- [任务说明]:
1. 用两句话概括关于KeyedStream聚合函数的文本。
2. 请接续关于KeyedStream聚合函数的文本，从它停下的地方往下写。

- [所给文本]:
■ ■ ■

聚合函数(增量聚合):KeyedStream → DataStream

在KeyedStream 数据上进行”滚动“聚合。min和minBy之间的差异是min返回最小值,而minBy返回该字段中具有最小值的数据元(max和maxBy类似)。

keyedStream.sum(0);
keyedStream.sum("key");
keyedStream.min(0);
keyedStream.min("key");
keyedStream.max(0);
keyedStream.max("key");
keyedStream.minBy(0);
keyedStream.minBy("key");
keyedStream.maxBy(0);
keyedStream.maxBy("key");

sum-Demo
在这里插入图片描述

import org.apache.flink.api.java.tuple.Tuple2;
import org.apache.flink.streaming.api.datastream.KeyedStream;
import org.apache.flink.streaming.api.datastream.SingleOutputStreamOperator;
import org.apache.flink.streaming.api.environment.StreamExecutionEnvironment;
import org.apache.flink.streaming.api.functions.sink.PrintSinkFunction;

public class SumDemo {
	
	public static void main(String[] args) throws Exception {

        StreamExecutionEnvironment env = StreamExecutionEnvironment.getExecutionEnvironment();

        KeyedStream keyedStream =  env.fromElements(Tuple2.of(2L, 3L), Tuple2.of(1L, 5L), Tuple2.of(1L, 7L), Tuple2.of(2L, 4L), Tuple2.of(1L, 2L))
                .keyBy(0); // 以数组的第一个元素作为key
        // 对第一个元素(位置0)做sum 
        SingleOutputStreamOperator<Tuple2> sumStream = keyedStream.sum(0);
        // 对第一个数据(也就是key)做了累加,然后value以第一个进来的数据为准。

■ ■ ■

- [数据行]:
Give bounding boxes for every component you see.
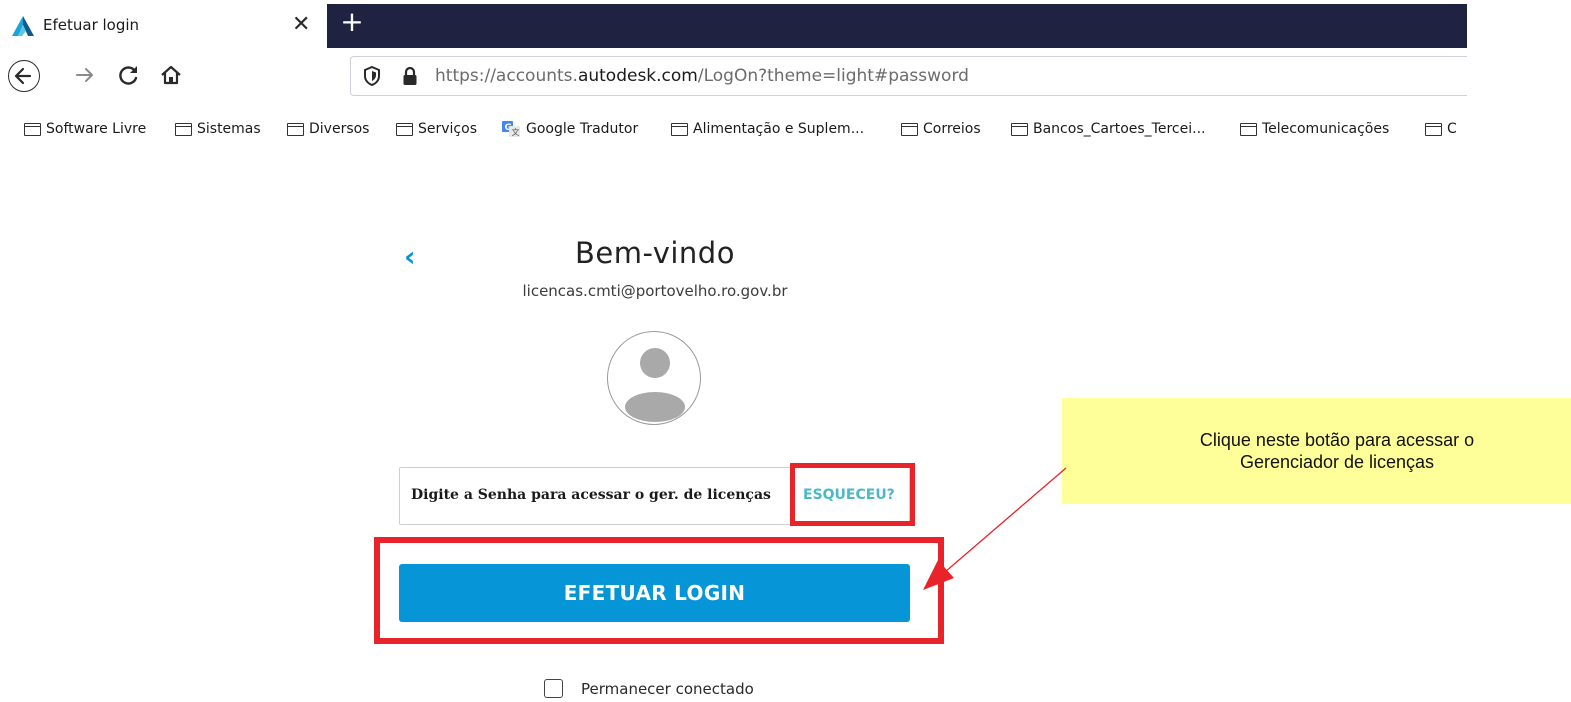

■ ■ ■

- [各题答案]:
1. KeyedStream上的sum、min、max、minBy、maxBy等函数可以对数据进行“滚动”聚合，其中min返回最小值，minBy则返回该字段中具有最小值的数据元，max与maxBy的区别与此类似。文中的sum示例以元组的第一个元素作为key进行keyBy，再对位置0调用sum得到结果流。

2.
        sumStream.addSink(new PrintSinkFunction<>()).setParallelism(1);
        env.execute("execute");
    }

}

结果

(1,5)
(2,5)
(3,5)
(2,3)
(4,3)

min - Demo
在这里插入图片描述

import org.apache.flink.api.java.tuple.Tuple2;
import org.apache.flink.streaming.api.datastream.KeyedStream;
import org.apache.flink.streaming.api.datastream.SingleOutputStreamOperator;
import org.apache.flink.streaming.api.environment.StreamExecutionEnvironment;
import org.apache.flink.streaming.api.functions.sink.PrintSinkFunction;

public class SumDemo {
	
	public static void main(String[] args) throws Exception {

        StreamExecutionEnvironment env = StreamExecutionEnvironment.getExecutionEnvironment();

        KeyedStream keyedStream =  env.fromElements(Tuple2.of(2L, 3L), Tuple2.of(1L, 5L), Tuple2.of(1L, 7L), Tuple2.of(2L, 4L), Tuple2.of(1L, 2L))
                .keyBy(0); // 以数组的第一个元素作为key
        // 对第一个元素(位置1)求min 
        SingleOutputStreamOperator<Tuple2> sumStream = keyedStream.min(1);
        // 对第一个数据(也就是key)做了累加,然后value以第一个进来的数据为准。
        sumStream.addSink(new PrintSinkFunction<>()).setParallelism(1);
        env.execute("execute");
    }

}

结果:

(1,5)
(1,5)
(1,2)
(2,3)
(2,3)

连接

窗口连接 (Window Join)

两个数据源的相同窗口时间区间内元素组合成对,窗口时间区间可以是事件时间或者处理时间,组合对的具体形式也可以由apply函数定义。这种组合和表内连接相似,归纳如下:

stream.join(otherStream)
    .where(<KeySelector>)
    .equalTo(<KeySelector>)
    .window(<WindowAssigner>)
    .apply(<JoinFunction>)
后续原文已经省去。